Provided records:
>> start
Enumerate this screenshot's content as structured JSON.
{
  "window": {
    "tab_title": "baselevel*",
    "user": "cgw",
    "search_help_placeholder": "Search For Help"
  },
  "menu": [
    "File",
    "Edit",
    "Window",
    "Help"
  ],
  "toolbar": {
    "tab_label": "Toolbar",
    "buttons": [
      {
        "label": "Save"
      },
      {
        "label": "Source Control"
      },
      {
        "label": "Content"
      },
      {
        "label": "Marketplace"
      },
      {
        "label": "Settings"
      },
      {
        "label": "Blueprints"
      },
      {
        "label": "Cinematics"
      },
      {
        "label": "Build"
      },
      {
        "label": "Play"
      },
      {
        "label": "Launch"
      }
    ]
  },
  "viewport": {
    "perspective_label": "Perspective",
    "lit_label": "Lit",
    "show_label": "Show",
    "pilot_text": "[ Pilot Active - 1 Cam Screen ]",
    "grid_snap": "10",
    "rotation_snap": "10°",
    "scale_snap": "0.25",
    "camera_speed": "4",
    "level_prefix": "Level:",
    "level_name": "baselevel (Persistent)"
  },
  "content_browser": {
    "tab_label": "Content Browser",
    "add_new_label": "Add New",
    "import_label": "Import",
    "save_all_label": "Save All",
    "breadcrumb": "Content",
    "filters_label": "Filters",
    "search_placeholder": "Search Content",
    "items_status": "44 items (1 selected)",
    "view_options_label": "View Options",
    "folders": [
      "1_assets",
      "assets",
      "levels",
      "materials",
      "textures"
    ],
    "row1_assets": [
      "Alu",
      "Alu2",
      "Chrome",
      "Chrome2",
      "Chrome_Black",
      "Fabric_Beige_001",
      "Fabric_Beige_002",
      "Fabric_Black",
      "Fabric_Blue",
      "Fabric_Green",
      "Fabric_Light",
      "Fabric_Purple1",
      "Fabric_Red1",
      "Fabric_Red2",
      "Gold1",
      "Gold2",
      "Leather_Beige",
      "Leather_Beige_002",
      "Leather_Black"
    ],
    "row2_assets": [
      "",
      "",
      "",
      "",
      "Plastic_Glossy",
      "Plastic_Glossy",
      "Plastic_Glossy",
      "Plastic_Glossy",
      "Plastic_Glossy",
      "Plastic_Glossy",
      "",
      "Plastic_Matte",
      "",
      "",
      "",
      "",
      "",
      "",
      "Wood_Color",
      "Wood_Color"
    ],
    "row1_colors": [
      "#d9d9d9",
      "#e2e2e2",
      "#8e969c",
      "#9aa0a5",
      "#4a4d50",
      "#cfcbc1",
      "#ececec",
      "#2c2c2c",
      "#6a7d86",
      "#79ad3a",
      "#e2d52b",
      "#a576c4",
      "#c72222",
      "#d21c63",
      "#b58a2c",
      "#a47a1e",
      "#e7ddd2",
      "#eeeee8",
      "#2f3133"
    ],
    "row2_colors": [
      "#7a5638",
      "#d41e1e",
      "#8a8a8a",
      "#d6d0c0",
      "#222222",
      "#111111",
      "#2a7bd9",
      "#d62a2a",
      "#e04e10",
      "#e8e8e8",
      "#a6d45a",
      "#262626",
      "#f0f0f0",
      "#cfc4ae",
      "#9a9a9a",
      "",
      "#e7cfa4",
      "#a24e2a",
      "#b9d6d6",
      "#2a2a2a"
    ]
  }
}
>> end
Request: Select every line of the material above holding the word "Help" and copy it.

Written reply:
    "search_help_placeholder": "Search For Help"
    "Help"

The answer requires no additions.